[begin SUPPLIED DATA]

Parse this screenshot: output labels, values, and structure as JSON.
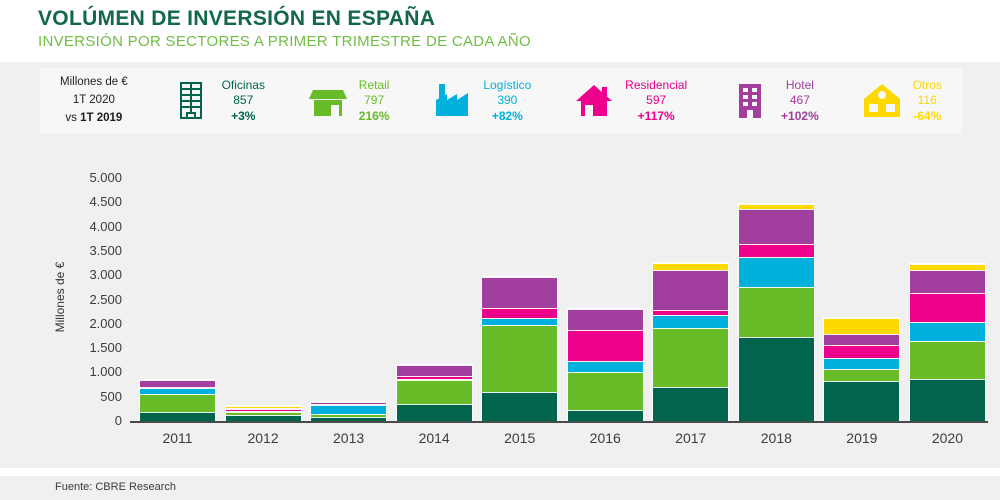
{
  "header": {
    "title": "VOLÚMEN DE INVERSIÓN EN ESPAÑA",
    "subtitle": "INVERSIÓN POR SECTORES A PRIMER TRIMESTRE DE CADA AÑO"
  },
  "legend": {
    "info": {
      "line1": "Millones de €",
      "line2": "1T 2020",
      "vs": "vs",
      "vs_period": "1T 2019"
    },
    "sectors": [
      {
        "name": "Oficinas",
        "value": "857",
        "change": "+3%",
        "color": "#00654c",
        "icon": "office-building"
      },
      {
        "name": "Retail",
        "value": "797",
        "change": "216%",
        "color": "#68bc27",
        "icon": "retail-store"
      },
      {
        "name": "Logístico",
        "value": "390",
        "change": "+82%",
        "color": "#00b1de",
        "icon": "factory"
      },
      {
        "name": "Residencial",
        "value": "597",
        "change": "+117%",
        "color": "#ec008c",
        "icon": "house"
      },
      {
        "name": "Hotel",
        "value": "467",
        "change": "+102%",
        "color": "#a13e9e",
        "icon": "hotel-building"
      },
      {
        "name": "Otros",
        "value": "116",
        "change": "-64%",
        "color": "#ffd800",
        "icon": "house-alt"
      }
    ]
  },
  "chart_data": {
    "type": "bar",
    "stacked": true,
    "title": "Volúmen de inversión en España, por sectores, 1T de cada año",
    "xlabel": "",
    "ylabel": "Millones de €",
    "ylim": [
      0,
      5000
    ],
    "ytick_step": 500,
    "ytick_labels": [
      "0",
      "500",
      "1.000",
      "1.500",
      "2.000",
      "2.500",
      "3.000",
      "3.500",
      "4.000",
      "4.500",
      "5.000"
    ],
    "grid": false,
    "legend_position": "top",
    "categories": [
      "2011",
      "2012",
      "2013",
      "2014",
      "2015",
      "2016",
      "2017",
      "2018",
      "2019",
      "2020"
    ],
    "series": [
      {
        "key": "oficinas",
        "name": "Oficinas",
        "color": "#00654c",
        "values": [
          185,
          120,
          85,
          345,
          600,
          230,
          690,
          1720,
          830,
          857
        ]
      },
      {
        "key": "retail",
        "name": "Retail",
        "color": "#68bc27",
        "values": [
          370,
          60,
          65,
          490,
          1380,
          770,
          1220,
          1040,
          250,
          797
        ]
      },
      {
        "key": "logistico",
        "name": "Logístico",
        "color": "#00b1de",
        "values": [
          125,
          15,
          170,
          25,
          135,
          225,
          270,
          625,
          215,
          390
        ]
      },
      {
        "key": "residencial",
        "name": "Residencial",
        "color": "#ec008c",
        "values": [
          25,
          45,
          30,
          70,
          205,
          640,
          110,
          255,
          275,
          597
        ]
      },
      {
        "key": "hotel",
        "name": "Hotel",
        "color": "#a13e9e",
        "values": [
          130,
          10,
          40,
          230,
          650,
          440,
          820,
          725,
          230,
          467
        ]
      },
      {
        "key": "otros",
        "name": "Otros",
        "color": "#ffd800",
        "values": [
          0,
          40,
          0,
          0,
          0,
          0,
          135,
          95,
          320,
          116
        ]
      }
    ],
    "totals": [
      835,
      290,
      390,
      1160,
      2970,
      2305,
      3245,
      4460,
      2120,
      3224
    ]
  },
  "footer": {
    "source": "Fuente: CBRE Research"
  }
}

[end SUPPLIED DATA]

• WRITTEN TASK: Give only the number of lines above that hold the string "Millones".

• THE SOLUTION: 2